DIRECTIVE: Scan each line of the records for the word "title" and extract the ones that have it.

(Records)
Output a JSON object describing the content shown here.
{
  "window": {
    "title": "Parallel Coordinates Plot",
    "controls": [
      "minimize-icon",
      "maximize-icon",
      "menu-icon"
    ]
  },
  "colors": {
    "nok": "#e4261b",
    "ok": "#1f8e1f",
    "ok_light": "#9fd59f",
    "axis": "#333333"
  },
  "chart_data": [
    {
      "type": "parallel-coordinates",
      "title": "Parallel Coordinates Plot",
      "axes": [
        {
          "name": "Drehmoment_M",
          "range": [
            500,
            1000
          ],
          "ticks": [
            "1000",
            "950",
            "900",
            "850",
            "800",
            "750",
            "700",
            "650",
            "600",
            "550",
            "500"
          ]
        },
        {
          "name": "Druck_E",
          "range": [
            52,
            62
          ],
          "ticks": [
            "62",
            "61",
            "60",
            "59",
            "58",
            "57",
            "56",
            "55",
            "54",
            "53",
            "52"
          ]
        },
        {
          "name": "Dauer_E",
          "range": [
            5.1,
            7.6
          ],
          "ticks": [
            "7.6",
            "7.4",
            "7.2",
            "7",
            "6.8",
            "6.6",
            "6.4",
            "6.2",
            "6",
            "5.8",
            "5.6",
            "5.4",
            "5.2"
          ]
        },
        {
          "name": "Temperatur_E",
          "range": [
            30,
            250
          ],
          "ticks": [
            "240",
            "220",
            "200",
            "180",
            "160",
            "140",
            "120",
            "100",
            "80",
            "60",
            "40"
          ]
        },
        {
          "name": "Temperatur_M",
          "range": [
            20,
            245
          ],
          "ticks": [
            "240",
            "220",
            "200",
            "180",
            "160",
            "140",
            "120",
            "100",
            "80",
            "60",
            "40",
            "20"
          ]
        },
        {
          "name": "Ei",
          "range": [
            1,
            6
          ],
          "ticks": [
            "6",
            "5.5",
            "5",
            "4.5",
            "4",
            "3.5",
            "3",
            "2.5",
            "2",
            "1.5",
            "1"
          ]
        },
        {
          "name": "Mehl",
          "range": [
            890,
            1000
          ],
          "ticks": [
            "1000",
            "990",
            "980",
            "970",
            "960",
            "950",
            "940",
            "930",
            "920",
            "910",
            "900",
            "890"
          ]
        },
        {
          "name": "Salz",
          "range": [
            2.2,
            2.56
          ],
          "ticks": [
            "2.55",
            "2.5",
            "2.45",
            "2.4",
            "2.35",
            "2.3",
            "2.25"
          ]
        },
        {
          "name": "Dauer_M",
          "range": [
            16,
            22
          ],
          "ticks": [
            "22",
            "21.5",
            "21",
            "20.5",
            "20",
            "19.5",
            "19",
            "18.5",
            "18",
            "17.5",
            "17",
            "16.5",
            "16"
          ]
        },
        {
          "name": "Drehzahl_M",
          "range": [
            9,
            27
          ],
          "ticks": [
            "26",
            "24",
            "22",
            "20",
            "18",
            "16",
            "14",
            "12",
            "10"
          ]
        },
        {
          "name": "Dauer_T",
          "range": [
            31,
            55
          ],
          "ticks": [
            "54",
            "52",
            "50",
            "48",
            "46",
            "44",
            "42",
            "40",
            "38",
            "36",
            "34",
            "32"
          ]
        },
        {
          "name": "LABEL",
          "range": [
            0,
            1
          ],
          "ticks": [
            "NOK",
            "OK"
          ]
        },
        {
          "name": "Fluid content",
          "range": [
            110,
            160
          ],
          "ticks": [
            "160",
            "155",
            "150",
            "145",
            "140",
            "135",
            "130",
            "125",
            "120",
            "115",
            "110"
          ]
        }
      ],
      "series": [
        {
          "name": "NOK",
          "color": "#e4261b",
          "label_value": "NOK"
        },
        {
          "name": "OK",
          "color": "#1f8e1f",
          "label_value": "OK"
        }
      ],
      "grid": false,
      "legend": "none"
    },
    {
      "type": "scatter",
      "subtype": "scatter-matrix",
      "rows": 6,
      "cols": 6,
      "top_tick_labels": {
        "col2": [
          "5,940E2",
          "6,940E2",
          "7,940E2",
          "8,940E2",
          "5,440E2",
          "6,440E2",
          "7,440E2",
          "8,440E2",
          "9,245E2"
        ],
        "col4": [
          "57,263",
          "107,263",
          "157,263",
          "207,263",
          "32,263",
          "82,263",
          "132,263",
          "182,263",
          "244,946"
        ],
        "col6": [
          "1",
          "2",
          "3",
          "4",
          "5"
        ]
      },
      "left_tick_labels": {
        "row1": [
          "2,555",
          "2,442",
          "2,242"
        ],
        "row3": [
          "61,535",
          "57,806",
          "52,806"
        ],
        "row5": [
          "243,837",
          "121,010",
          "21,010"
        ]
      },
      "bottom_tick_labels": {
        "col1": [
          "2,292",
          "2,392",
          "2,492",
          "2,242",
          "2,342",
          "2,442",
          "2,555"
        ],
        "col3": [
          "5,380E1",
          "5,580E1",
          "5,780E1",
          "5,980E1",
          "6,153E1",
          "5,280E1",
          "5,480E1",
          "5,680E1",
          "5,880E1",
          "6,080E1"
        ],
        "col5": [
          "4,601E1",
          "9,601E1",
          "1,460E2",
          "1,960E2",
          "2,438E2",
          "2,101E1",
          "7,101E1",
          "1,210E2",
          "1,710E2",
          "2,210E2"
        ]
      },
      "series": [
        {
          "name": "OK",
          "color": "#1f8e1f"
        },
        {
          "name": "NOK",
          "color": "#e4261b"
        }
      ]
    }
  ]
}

THE SOLUTION:
    "title": "Parallel Coordinates Plot",
      "title": "Parallel Coordinates Plot",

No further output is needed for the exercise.